╔══

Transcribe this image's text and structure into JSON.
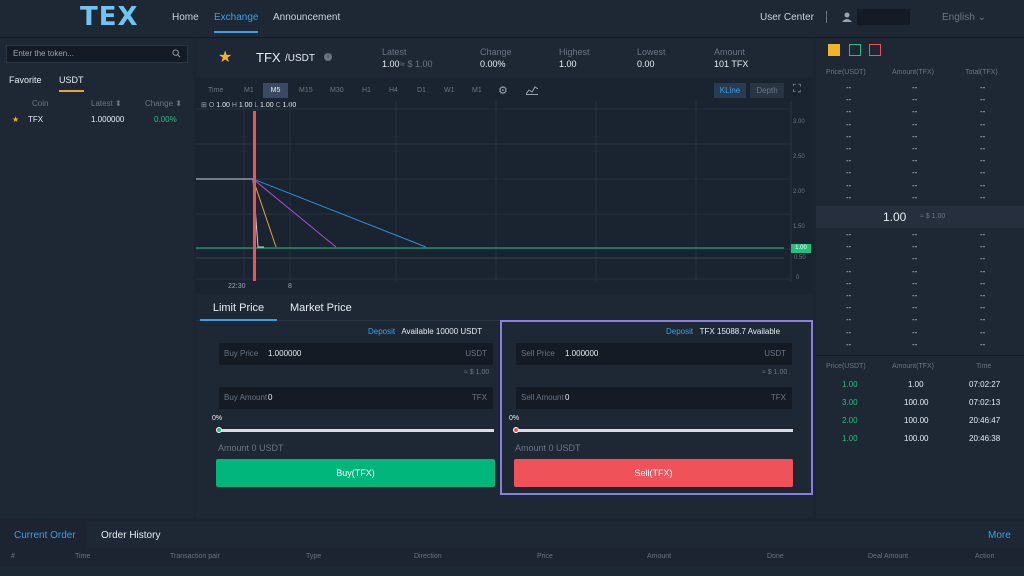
{
  "brand": {
    "logo": "TEX"
  },
  "nav": {
    "home": "Home",
    "exchange": "Exchange",
    "announcement": "Announcement",
    "user_center": "User Center",
    "language": "English"
  },
  "left": {
    "search_placeholder": "Enter the token...",
    "tab_favorite": "Favorite",
    "tab_usdt": "USDT",
    "col_coin": "Coin",
    "col_latest": "Latest",
    "col_change": "Change",
    "rows": [
      {
        "coin": "TFX",
        "latest": "1.000000",
        "change": "0.00%"
      }
    ]
  },
  "ticker": {
    "pair": "TFX",
    "quote": "/USDT",
    "latest_label": "Latest",
    "latest_value": "1.00",
    "latest_usd": "≈ $ 1.00",
    "change_label": "Change",
    "change_value": "0.00%",
    "high_label": "Highest",
    "high_value": "1.00",
    "low_label": "Lowest",
    "low_value": "0.00",
    "amount_label": "Amount",
    "amount_value": "101 TFX"
  },
  "chart": {
    "timeframes": [
      "Time",
      "M1",
      "M5",
      "M15",
      "M30",
      "H1",
      "H4",
      "D1",
      "W1",
      "M1"
    ],
    "active_timeframe": "M5",
    "kline": "KLine",
    "depth": "Depth",
    "ohlc": {
      "o_label": "O",
      "o": "1.00",
      "h_label": "H",
      "h": "1.00",
      "l_label": "L",
      "l": "1.00",
      "c_label": "C",
      "c": "1.00"
    },
    "y_ticks": [
      "3.00",
      "2.50",
      "2.00",
      "1.50",
      "1.00",
      "0.50",
      "0"
    ],
    "price_marker": "1.00",
    "x_ticks": [
      "22:30",
      "8"
    ]
  },
  "trade": {
    "tab_limit": "Limit Price",
    "tab_market": "Market Price",
    "buy": {
      "deposit": "Deposit",
      "available": "Available",
      "avail_value": "10000",
      "avail_unit": "USDT",
      "price_label": "Buy Price",
      "price_value": "1.000000",
      "price_unit": "USDT",
      "usd": "≈ $ 1.00",
      "amount_label": "Buy Amount",
      "amount_value": "0",
      "amount_unit": "TFX",
      "pct": "0%",
      "total": "Amount 0 USDT",
      "button": "Buy(TFX)"
    },
    "sell": {
      "deposit": "Deposit",
      "avail_unit": "TFX",
      "avail_value": "15088.7",
      "available": "Available",
      "price_label": "Sell Price",
      "price_value": "1.000000",
      "price_unit": "USDT",
      "usd": "≈ $ 1.00",
      "amount_label": "Sell Amount",
      "amount_value": "0",
      "amount_unit": "TFX",
      "pct": "0%",
      "total": "Amount 0 USDT",
      "button": "Sell(TFX)"
    }
  },
  "book": {
    "col_price": "Price(USDT)",
    "col_amount": "Amount(TFX)",
    "col_total": "Total(TFX)",
    "placeholder": "--",
    "mid_price": "1.00",
    "mid_usd": "≈ $ 1.00",
    "trades_col_price": "Price(USDT)",
    "trades_col_amount": "Amount(TFX)",
    "trades_col_time": "Time",
    "trades": [
      {
        "price": "1.00",
        "amount": "1.00",
        "time": "07:02:27"
      },
      {
        "price": "3.00",
        "amount": "100.00",
        "time": "07:02:13"
      },
      {
        "price": "2.00",
        "amount": "100.00",
        "time": "20:46:47"
      },
      {
        "price": "1.00",
        "amount": "100.00",
        "time": "20:46:38"
      }
    ]
  },
  "orders": {
    "tab_current": "Current Order",
    "tab_history": "Order History",
    "more": "More",
    "cols": [
      "#",
      "Time",
      "Transaction pair",
      "Type",
      "Direction",
      "Price",
      "Amount",
      "Done",
      "Deal Amount",
      "Action"
    ]
  },
  "colors": {
    "accent": "#3b9fe8",
    "buy": "#00b67a",
    "sell": "#f0525a",
    "favorite": "#f0b429"
  }
}
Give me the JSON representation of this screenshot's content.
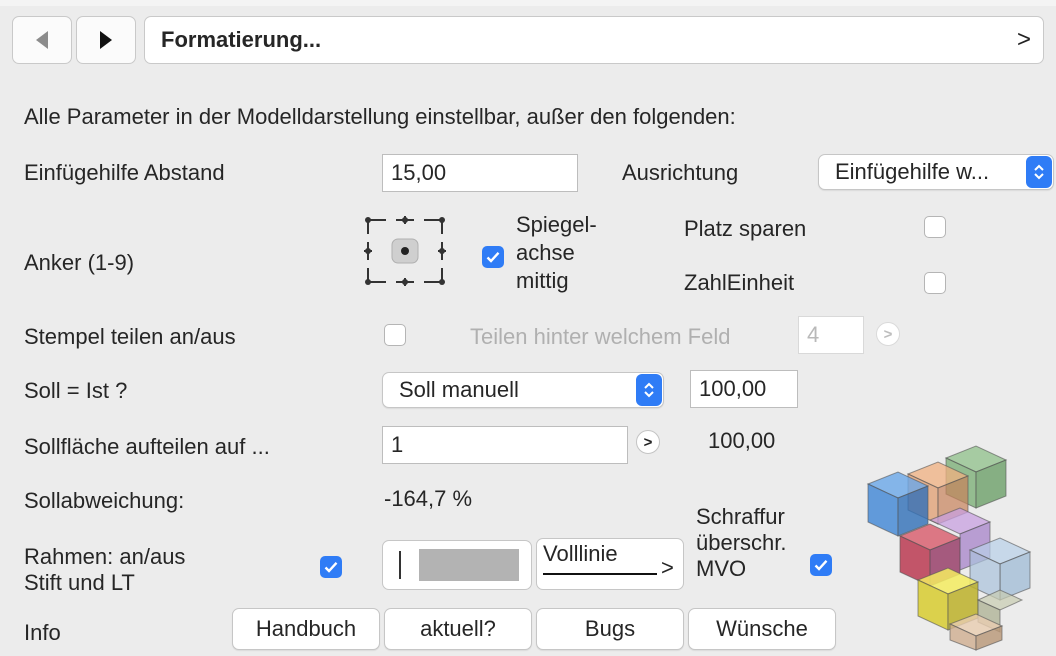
{
  "toolbar": {
    "back_icon": "triangle-left-icon",
    "forward_icon": "triangle-right-icon",
    "section_title": "Formatierung...",
    "section_chevron": ">"
  },
  "intro": "Alle Parameter in der Modelldarstellung einstellbar, außer den folgenden:",
  "insertion_aid": {
    "label": "Einfügehilfe Abstand",
    "value": "15,00",
    "alignment_label": "Ausrichtung",
    "alignment_value": "Einfügehilfe w..."
  },
  "anchor": {
    "label": "Anker (1-9)",
    "selected_point": 5,
    "mirror_label_1": "Spiegel-",
    "mirror_label_2": "achse",
    "mirror_label_3": "mittig",
    "mirror_checked": true,
    "save_space_label": "Platz sparen",
    "save_space_checked": false,
    "number_unit_label": "ZahlEinheit",
    "number_unit_checked": false
  },
  "stamp_split": {
    "label": "Stempel teilen an/aus",
    "checked": false,
    "after_field_label": "Teilen hinter welchem Feld",
    "after_field_value": "4",
    "step_symbol": ">"
  },
  "target": {
    "label": "Soll = Ist ?",
    "mode_value": "Soll manuell",
    "value": "100,00"
  },
  "target_area": {
    "label": "Sollfläche aufteilen auf ...",
    "value": "1",
    "step_symbol": ">",
    "result": "100,00"
  },
  "deviation": {
    "label": "Sollabweichung:",
    "value": "-164,7 %"
  },
  "frame": {
    "label_1": "Rahmen: an/aus",
    "label_2": "Stift und LT",
    "checked": true,
    "line_type": "Volllinie",
    "line_chevron": ">",
    "hatch_label_1": "Schraffur",
    "hatch_label_2": "überschr.",
    "hatch_label_3": "MVO",
    "hatch_checked": true
  },
  "info": {
    "label": "Info",
    "buttons": [
      "Handbuch",
      "aktuell?",
      "Bugs",
      "Wünsche"
    ]
  },
  "colors": {
    "accent": "#2f7cf6",
    "background": "#ececec"
  }
}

╚══

(DIRECTIVE)
Repeat the data in full and exactly. Omit pictures.

(RIGHT ANSWER)
Transcribe this image's text and structure into JSON.
{
  "brand": {
    "logo": "TEX"
  },
  "nav": {
    "home": "Home",
    "exchange": "Exchange",
    "announcement": "Announcement",
    "user_center": "User Center",
    "language": "English"
  },
  "left": {
    "search_placeholder": "Enter the token...",
    "tab_favorite": "Favorite",
    "tab_usdt": "USDT",
    "col_coin": "Coin",
    "col_latest": "Latest",
    "col_change": "Change",
    "rows": [
      {
        "coin": "TFX",
        "latest": "1.000000",
        "change": "0.00%"
      }
    ]
  },
  "ticker": {
    "pair": "TFX",
    "quote": "/USDT",
    "latest_label": "Latest",
    "latest_value": "1.00",
    "latest_usd": "≈ $ 1.00",
    "change_label": "Change",
    "change_value": "0.00%",
    "high_label": "Highest",
    "high_value": "1.00",
    "low_label": "Lowest",
    "low_value": "0.00",
    "amount_label": "Amount",
    "amount_value": "101 TFX"
  },
  "chart": {
    "timeframes": [
      "Time",
      "M1",
      "M5",
      "M15",
      "M30",
      "H1",
      "H4",
      "D1",
      "W1",
      "M1"
    ],
    "active_timeframe": "M5",
    "kline": "KLine",
    "depth": "Depth",
    "ohlc": {
      "o_label": "O",
      "o": "1.00",
      "h_label": "H",
      "h": "1.00",
      "l_label": "L",
      "l": "1.00",
      "c_label": "C",
      "c": "1.00"
    },
    "y_ticks": [
      "3.00",
      "2.50",
      "2.00",
      "1.50",
      "1.00",
      "0.50",
      "0"
    ],
    "price_marker": "1.00",
    "x_ticks": [
      "22:30",
      "8"
    ]
  },
  "trade": {
    "tab_limit": "Limit Price",
    "tab_market": "Market Price",
    "buy": {
      "deposit": "Deposit",
      "available": "Available",
      "avail_value": "10000",
      "avail_unit": "USDT",
      "price_label": "Buy Price",
      "price_value": "1.000000",
      "price_unit": "USDT",
      "usd": "≈ $ 1.00",
      "amount_label": "Buy Amount",
      "amount_value": "0",
      "amount_unit": "TFX",
      "pct": "0%",
      "total": "Amount 0 USDT",
      "button": "Buy(TFX)"
    },
    "sell": {
      "deposit": "Deposit",
      "avail_unit": "TFX",
      "avail_value": "15088.7",
      "available": "Available",
      "price_label": "Sell Price",
      "price_value": "1.000000",
      "price_unit": "USDT",
      "usd": "≈ $ 1.00",
      "amount_label": "Sell Amount",
      "amount_value": "0",
      "amount_unit": "TFX",
      "pct": "0%",
      "total": "Amount 0 USDT",
      "button": "Sell(TFX)"
    }
  },
  "book": {
    "col_price": "Price(USDT)",
    "col_amount": "Amount(TFX)",
    "col_total": "Total(TFX)",
    "placeholder": "--",
    "mid_price": "1.00",
    "mid_usd": "≈ $ 1.00",
    "trades_col_price": "Price(USDT)",
    "trades_col_amount": "Amount(TFX)",
    "trades_col_time": "Time",
    "trades": [
      {
        "price": "1.00",
        "amount": "1.00",
        "time": "07:02:27"
      },
      {
        "price": "3.00",
        "amount": "100.00",
        "time": "07:02:13"
      },
      {
        "price": "2.00",
        "amount": "100.00",
        "time": "20:46:47"
      },
      {
        "price": "1.00",
        "amount": "100.00",
        "time": "20:46:38"
      }
    ]
  },
  "orders": {
    "tab_current": "Current Order",
    "tab_history": "Order History",
    "more": "More",
    "cols": [
      "#",
      "Time",
      "Transaction pair",
      "Type",
      "Direction",
      "Price",
      "Amount",
      "Done",
      "Deal Amount",
      "Action"
    ]
  },
  "colors": {
    "accent": "#3b9fe8",
    "buy": "#00b67a",
    "sell": "#f0525a",
    "favorite": "#f0b429"
  }
}
Give me the JSON representation of this screenshot's content.
{
  "toolbar": {
    "back_icon": "triangle-left-icon",
    "forward_icon": "triangle-right-icon",
    "section_title": "Formatierung...",
    "section_chevron": ">"
  },
  "intro": "Alle Parameter in der Modelldarstellung einstellbar, außer den folgenden:",
  "insertion_aid": {
    "label": "Einfügehilfe Abstand",
    "value": "15,00",
    "alignment_label": "Ausrichtung",
    "alignment_value": "Einfügehilfe w..."
  },
  "anchor": {
    "label": "Anker (1-9)",
    "selected_point": 5,
    "mirror_label_1": "Spiegel-",
    "mirror_label_2": "achse",
    "mirror_label_3": "mittig",
    "mirror_checked": true,
    "save_space_label": "Platz sparen",
    "save_space_checked": false,
    "number_unit_label": "ZahlEinheit",
    "number_unit_checked": false
  },
  "stamp_split": {
    "label": "Stempel teilen an/aus",
    "checked": false,
    "after_field_label": "Teilen hinter welchem Feld",
    "after_field_value": "4",
    "step_symbol": ">"
  },
  "target": {
    "label": "Soll = Ist ?",
    "mode_value": "Soll manuell",
    "value": "100,00"
  },
  "target_area": {
    "label": "Sollfläche aufteilen auf ...",
    "value": "1",
    "step_symbol": ">",
    "result": "100,00"
  },
  "deviation": {
    "label": "Sollabweichung:",
    "value": "-164,7 %"
  },
  "frame": {
    "label_1": "Rahmen: an/aus",
    "label_2": "Stift und LT",
    "checked": true,
    "line_type": "Volllinie",
    "line_chevron": ">",
    "hatch_label_1": "Schraffur",
    "hatch_label_2": "überschr.",
    "hatch_label_3": "MVO",
    "hatch_checked": true
  },
  "info": {
    "label": "Info",
    "buttons": [
      "Handbuch",
      "aktuell?",
      "Bugs",
      "Wünsche"
    ]
  },
  "colors": {
    "accent": "#2f7cf6",
    "background": "#ececec"
  }
}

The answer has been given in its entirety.